----- Input data

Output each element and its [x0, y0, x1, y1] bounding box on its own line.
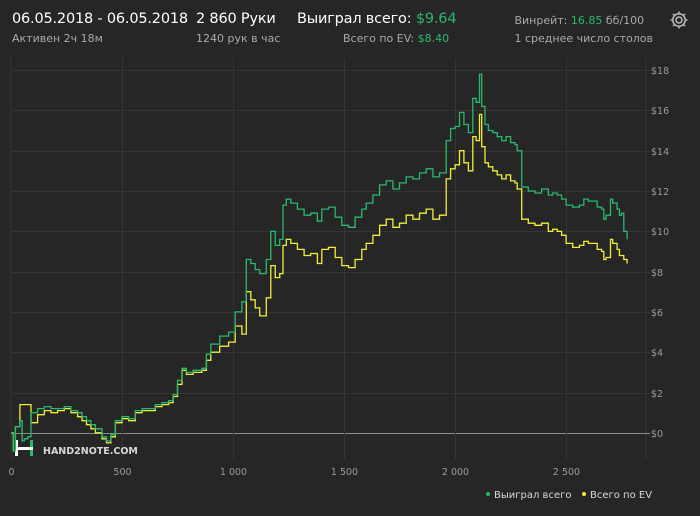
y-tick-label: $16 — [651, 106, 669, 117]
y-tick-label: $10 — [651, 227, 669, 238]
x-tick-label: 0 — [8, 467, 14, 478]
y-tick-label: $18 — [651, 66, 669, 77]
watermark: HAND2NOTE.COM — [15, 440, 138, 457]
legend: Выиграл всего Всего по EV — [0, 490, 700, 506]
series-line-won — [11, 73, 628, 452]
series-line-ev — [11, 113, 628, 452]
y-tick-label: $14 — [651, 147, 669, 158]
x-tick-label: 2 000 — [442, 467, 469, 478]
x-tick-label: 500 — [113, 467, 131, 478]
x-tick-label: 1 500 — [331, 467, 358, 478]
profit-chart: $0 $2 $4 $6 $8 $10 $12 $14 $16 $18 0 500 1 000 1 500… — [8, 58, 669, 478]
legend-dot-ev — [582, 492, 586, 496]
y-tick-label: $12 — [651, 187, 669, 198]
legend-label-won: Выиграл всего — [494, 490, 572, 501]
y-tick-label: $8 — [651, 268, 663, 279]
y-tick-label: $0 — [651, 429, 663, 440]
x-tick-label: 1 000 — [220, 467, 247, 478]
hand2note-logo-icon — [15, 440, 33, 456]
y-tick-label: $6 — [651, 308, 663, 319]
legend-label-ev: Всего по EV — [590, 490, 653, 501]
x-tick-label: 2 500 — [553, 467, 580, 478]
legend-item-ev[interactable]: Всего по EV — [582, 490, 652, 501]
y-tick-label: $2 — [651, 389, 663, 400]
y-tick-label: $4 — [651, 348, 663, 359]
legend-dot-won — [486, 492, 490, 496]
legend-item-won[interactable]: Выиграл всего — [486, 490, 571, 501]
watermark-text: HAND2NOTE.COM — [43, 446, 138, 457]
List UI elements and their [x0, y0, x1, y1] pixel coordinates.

----------

Aim of the exercise — Copy the items from the line with "y-tick-label: $16 — [651, 106, 669, 117]" up to and including the line with "y-tick-label: $2 — [651, 389, 663, 400]", keeping each line identical.

Response —
y-tick-label: $16 — [651, 106, 669, 117]
y-tick-label: $10 — [651, 227, 669, 238]
x-tick-label: 0 — [8, 467, 14, 478]
y-tick-label: $18 — [651, 66, 669, 77]
watermark: HAND2NOTE.COM — [15, 440, 138, 457]
legend: Выиграл всего Всего по EV — [0, 490, 700, 506]
series-line-won — [11, 73, 628, 452]
series-line-ev — [11, 113, 628, 452]
y-tick-label: $14 — [651, 147, 669, 158]
x-tick-label: 2 000 — [442, 467, 469, 478]
x-tick-label: 500 — [113, 467, 131, 478]
x-tick-label: 1 500 — [331, 467, 358, 478]
profit-chart: $0 $2 $4 $6 $8 $10 $12 $14 $16 $18 0 500 1 000 1 500… — [8, 58, 669, 478]
legend-dot-ev — [582, 492, 586, 496]
y-tick-label: $12 — [651, 187, 669, 198]
legend-label-won: Выиграл всего — [494, 490, 572, 501]
y-tick-label: $8 — [651, 268, 663, 279]
y-tick-label: $0 — [651, 429, 663, 440]
x-tick-label: 1 000 — [220, 467, 247, 478]
hand2note-logo-icon — [15, 440, 33, 456]
y-tick-label: $6 — [651, 308, 663, 319]
legend-label-ev: Всего по EV — [590, 490, 653, 501]
x-tick-label: 2 500 — [553, 467, 580, 478]
legend-item-ev[interactable]: Всего по EV — [582, 490, 652, 501]
y-tick-label: $2 — [651, 389, 663, 400]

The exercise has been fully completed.